### WRITTEN INSTRUCTION
Repeat each line exactly as it is written.

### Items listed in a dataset
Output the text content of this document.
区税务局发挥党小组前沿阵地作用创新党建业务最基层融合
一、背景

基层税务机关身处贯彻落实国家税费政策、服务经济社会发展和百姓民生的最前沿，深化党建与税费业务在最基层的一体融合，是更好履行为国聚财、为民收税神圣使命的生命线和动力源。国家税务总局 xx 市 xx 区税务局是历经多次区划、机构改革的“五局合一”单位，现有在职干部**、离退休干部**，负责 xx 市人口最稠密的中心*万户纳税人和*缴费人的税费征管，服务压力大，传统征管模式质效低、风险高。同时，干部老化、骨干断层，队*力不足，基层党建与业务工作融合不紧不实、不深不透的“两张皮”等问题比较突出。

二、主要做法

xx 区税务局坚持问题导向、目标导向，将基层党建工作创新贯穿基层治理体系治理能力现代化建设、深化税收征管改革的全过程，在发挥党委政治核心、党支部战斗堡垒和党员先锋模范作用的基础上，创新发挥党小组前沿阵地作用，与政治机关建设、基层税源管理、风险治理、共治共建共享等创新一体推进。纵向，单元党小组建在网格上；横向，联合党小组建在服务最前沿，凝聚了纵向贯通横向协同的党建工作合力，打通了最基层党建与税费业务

### RESULT OF THIS TASK
Output the text content of this document.
区税务局发挥党小组前沿阵地作用创新党建业务最基层融合
一、背景

基层税务机关身处贯彻落实国家税费政策、服务经济社会发展和百姓民生的最前沿，深化党建与税费业务在最基层的一体融合，是更好履行为国聚财、为民收税神圣使命的生命线和动力源。国家税务总局 xx 市 xx 区税务局是历经多次区划、机构改革的“五局合一”单位，现有在职干部**、离退休干部**，负责 xx 市人口最稠密的中心*万户纳税人和*缴费人的税费征管，服务压力大，传统征管模式质效低、风险高。同时，干部老化、骨干断层，队*力不足，基层党建与业务工作融合不紧不实、不深不透的“两张皮”等问题比较突出。

二、主要做法

xx 区税务局坚持问题导向、目标导向，将基层党建工作创新贯穿基层治理体系治理能力现代化建设、深化税收征管改革的全过程，在发挥党委政治核心、党支部战斗堡垒和党员先锋模范作用的基础上，创新发挥党小组前沿阵地作用，与政治机关建设、基层税源管理、风险治理、共治共建共享等创新一体推进。纵向，单元党小组建在网格上；横向，联合党小组建在服务最前沿，凝聚了纵向贯通横向协同的党建工作合力，打通了最基层党建与税费业务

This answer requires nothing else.